Data items
= = = =

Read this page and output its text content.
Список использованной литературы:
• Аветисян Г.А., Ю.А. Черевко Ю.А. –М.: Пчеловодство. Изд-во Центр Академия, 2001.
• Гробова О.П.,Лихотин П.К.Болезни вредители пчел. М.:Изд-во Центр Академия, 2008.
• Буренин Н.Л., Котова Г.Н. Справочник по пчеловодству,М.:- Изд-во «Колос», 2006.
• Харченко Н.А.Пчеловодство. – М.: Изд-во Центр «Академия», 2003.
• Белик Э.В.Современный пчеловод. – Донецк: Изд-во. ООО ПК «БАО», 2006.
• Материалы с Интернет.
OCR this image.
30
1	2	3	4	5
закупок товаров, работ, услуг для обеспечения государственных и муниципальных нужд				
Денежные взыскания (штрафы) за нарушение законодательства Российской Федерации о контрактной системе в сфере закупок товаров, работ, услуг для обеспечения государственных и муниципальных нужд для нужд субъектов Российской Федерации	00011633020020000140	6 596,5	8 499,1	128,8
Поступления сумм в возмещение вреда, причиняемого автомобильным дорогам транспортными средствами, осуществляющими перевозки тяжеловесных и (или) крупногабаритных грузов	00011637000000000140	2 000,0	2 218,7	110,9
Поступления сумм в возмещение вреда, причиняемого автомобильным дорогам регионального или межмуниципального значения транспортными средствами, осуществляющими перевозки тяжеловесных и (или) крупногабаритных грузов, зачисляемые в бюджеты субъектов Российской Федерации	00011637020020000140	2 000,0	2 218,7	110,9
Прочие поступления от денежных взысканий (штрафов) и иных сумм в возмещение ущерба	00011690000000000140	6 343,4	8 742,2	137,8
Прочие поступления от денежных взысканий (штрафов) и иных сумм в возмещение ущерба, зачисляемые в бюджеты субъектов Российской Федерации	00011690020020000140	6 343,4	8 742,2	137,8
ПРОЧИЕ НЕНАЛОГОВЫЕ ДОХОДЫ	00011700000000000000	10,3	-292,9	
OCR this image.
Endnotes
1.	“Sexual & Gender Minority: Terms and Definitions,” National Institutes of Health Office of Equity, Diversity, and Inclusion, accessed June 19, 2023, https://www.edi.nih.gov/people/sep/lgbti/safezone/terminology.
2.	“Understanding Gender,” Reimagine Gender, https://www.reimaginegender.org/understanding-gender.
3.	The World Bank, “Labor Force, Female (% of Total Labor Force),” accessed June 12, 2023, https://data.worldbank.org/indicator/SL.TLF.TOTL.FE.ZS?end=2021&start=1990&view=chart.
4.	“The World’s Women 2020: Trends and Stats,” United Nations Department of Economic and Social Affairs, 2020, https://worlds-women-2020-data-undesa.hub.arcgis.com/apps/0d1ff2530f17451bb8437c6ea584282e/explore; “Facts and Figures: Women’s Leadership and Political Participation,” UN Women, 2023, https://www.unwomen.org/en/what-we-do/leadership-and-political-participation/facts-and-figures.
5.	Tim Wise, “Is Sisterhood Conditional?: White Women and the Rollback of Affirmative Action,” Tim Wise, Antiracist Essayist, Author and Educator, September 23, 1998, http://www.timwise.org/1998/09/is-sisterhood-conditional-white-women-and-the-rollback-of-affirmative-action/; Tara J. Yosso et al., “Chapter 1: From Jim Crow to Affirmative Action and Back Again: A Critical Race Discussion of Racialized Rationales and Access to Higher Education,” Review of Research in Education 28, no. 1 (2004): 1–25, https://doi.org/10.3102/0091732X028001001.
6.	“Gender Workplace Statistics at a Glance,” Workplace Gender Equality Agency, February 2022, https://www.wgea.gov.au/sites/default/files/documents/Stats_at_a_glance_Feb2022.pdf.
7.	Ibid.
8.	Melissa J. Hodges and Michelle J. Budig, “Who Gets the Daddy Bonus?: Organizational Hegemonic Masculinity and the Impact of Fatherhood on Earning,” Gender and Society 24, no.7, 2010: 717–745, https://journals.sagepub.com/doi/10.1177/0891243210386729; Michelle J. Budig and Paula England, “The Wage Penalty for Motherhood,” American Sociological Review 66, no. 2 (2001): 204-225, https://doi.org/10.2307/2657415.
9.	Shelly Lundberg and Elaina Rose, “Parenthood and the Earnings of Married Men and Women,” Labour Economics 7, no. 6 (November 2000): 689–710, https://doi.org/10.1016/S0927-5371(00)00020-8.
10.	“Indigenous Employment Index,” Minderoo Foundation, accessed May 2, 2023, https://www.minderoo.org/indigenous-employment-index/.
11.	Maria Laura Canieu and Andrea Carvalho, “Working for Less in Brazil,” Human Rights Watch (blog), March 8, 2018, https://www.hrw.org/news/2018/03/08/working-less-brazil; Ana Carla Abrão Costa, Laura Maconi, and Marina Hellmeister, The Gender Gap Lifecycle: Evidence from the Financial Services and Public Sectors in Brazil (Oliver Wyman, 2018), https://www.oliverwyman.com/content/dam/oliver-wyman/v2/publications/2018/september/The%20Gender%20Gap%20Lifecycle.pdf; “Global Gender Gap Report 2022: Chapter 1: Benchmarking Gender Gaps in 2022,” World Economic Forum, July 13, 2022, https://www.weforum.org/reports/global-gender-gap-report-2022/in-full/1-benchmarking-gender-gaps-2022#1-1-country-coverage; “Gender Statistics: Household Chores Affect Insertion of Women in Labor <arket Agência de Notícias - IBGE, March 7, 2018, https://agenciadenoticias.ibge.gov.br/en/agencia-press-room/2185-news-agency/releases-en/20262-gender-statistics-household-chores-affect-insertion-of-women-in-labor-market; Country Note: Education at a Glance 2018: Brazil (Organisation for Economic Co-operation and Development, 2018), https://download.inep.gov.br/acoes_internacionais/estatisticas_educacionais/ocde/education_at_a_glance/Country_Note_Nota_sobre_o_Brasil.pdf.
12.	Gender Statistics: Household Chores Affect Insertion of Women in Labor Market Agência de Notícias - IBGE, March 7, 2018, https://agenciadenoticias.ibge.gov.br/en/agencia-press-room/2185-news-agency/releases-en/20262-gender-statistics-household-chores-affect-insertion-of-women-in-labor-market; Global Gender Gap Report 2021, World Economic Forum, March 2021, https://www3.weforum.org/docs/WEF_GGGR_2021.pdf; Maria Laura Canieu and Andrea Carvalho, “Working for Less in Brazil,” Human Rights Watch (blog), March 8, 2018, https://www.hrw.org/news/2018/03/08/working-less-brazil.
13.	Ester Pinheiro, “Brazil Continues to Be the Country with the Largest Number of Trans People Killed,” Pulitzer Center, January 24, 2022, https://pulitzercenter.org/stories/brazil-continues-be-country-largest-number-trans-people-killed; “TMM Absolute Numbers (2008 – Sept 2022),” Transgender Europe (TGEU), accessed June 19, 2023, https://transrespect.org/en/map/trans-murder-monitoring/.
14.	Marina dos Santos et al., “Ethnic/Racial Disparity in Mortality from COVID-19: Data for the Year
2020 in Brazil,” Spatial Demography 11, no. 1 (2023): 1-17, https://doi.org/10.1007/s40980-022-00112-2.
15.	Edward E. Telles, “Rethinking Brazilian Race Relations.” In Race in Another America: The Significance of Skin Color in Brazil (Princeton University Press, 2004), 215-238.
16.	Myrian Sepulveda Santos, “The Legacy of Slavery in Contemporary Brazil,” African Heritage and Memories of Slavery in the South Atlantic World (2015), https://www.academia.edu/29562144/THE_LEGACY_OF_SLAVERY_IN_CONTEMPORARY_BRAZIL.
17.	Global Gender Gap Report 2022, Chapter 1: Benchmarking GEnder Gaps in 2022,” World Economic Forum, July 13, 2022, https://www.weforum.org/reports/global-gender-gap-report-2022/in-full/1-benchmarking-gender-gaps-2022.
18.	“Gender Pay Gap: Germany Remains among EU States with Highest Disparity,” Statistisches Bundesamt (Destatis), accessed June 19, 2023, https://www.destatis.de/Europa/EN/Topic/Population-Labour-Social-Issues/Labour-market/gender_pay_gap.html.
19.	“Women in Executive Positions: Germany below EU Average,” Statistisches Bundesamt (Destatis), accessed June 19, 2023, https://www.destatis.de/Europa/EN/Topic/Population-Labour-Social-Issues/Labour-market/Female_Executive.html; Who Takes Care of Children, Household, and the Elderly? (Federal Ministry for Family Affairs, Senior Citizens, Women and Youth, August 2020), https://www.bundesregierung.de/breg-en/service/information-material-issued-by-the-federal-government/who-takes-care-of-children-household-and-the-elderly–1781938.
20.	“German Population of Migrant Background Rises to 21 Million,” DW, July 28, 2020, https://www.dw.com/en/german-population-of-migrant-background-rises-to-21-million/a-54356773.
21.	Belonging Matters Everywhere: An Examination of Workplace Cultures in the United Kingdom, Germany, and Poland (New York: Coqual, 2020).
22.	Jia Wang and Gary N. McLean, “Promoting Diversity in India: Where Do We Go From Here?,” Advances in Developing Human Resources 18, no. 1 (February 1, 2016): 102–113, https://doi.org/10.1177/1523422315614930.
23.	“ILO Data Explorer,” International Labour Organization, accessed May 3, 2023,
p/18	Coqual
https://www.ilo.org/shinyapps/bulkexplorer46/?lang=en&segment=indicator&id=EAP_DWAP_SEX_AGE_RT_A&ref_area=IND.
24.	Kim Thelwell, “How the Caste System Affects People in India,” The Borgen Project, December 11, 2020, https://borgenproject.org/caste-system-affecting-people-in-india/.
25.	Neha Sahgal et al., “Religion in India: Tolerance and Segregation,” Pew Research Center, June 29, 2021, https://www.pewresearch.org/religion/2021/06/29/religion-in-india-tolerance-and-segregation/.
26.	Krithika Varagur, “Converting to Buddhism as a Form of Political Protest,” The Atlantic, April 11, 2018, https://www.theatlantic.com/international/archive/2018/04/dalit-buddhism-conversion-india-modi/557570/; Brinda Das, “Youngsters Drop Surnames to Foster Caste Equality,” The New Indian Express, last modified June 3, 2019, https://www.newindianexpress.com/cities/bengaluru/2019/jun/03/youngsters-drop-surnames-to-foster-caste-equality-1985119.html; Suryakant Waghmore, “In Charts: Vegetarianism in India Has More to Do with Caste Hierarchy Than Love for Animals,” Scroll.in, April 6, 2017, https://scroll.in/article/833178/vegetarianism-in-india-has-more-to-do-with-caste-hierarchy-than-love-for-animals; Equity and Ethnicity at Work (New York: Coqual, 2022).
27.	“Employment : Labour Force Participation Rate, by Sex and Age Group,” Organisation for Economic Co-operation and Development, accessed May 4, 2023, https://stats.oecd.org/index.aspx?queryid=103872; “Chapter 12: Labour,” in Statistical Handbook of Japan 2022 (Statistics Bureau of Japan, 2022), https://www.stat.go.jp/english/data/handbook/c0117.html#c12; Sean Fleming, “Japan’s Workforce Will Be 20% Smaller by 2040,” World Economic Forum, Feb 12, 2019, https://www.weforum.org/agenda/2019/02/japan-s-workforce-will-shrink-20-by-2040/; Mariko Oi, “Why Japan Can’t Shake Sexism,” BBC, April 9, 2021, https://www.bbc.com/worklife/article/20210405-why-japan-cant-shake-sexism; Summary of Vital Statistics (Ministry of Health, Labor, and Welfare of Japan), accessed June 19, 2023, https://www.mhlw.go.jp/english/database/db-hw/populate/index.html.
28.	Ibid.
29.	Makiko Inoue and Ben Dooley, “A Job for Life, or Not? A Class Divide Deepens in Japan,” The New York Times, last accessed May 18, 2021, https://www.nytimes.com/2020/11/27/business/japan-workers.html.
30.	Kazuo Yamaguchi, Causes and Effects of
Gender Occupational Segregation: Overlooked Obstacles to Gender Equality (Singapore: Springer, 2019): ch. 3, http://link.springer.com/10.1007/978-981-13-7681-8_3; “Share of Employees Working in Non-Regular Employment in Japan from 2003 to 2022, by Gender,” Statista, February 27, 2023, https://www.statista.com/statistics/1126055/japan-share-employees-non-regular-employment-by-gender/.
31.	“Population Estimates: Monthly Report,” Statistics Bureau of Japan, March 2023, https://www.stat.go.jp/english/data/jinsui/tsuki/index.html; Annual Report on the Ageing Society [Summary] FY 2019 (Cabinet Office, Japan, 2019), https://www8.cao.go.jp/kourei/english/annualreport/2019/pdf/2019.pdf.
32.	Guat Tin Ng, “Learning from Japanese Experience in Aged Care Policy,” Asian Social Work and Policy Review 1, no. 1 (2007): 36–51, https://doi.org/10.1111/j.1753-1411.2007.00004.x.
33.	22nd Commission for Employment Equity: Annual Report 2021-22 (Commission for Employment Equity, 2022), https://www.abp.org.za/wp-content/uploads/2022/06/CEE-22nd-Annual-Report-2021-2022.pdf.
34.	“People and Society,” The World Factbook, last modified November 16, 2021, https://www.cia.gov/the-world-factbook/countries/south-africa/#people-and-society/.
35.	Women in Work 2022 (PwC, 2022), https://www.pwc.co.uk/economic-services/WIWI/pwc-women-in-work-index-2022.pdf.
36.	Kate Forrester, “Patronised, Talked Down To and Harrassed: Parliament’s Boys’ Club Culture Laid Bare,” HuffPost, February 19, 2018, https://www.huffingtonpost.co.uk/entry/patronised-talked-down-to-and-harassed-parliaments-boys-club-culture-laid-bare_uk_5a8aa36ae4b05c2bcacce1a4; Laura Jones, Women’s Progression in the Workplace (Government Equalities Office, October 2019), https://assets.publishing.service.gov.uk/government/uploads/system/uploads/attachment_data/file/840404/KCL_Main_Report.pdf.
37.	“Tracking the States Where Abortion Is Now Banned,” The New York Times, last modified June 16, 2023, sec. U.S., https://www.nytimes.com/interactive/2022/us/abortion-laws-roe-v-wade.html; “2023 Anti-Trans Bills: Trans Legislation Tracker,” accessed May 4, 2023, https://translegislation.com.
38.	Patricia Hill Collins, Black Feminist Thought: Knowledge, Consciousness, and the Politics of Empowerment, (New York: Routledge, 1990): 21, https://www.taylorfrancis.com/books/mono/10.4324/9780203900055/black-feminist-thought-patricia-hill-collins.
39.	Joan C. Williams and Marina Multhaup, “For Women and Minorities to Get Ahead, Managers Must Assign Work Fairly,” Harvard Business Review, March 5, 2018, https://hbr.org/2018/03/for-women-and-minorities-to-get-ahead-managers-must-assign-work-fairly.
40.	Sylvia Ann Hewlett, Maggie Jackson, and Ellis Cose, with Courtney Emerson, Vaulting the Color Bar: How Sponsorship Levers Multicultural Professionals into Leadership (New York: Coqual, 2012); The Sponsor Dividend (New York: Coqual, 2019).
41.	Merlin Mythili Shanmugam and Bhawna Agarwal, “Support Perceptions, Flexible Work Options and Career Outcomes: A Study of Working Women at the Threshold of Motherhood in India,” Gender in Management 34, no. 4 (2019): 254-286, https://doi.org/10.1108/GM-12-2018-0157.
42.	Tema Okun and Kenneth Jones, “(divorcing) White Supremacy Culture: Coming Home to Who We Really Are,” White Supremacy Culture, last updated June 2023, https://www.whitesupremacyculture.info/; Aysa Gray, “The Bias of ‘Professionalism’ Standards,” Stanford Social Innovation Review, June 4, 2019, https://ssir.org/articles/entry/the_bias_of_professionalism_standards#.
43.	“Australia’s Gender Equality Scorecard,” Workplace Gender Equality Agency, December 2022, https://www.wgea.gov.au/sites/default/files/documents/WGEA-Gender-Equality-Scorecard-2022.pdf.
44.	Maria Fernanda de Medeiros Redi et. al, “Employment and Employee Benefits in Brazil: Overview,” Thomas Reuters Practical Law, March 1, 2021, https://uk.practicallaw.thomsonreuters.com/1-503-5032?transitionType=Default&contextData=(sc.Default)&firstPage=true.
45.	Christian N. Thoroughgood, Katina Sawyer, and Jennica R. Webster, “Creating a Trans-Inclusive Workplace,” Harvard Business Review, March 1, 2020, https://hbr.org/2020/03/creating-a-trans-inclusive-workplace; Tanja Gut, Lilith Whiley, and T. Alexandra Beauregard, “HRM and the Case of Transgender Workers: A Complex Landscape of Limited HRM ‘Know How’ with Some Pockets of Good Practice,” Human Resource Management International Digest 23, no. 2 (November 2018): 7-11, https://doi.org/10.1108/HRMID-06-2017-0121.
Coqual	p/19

= = = =

## TASK GOAL
Scan the entries above. Copy each line that has the string "Центр".

## EXERCISE SOLUTION
• Аветисян Г.А., Ю.А. Черевко Ю.А. –М.: Пчеловодство. Изд-во Центр Академия, 2001.
• Гробова О.П.,Лихотин П.К.Болезни вредители пчел. М.:Изд-во Центр Академия, 2008.
• Харченко Н.А.Пчеловодство. – М.: Изд-во Центр «Академия», 2003.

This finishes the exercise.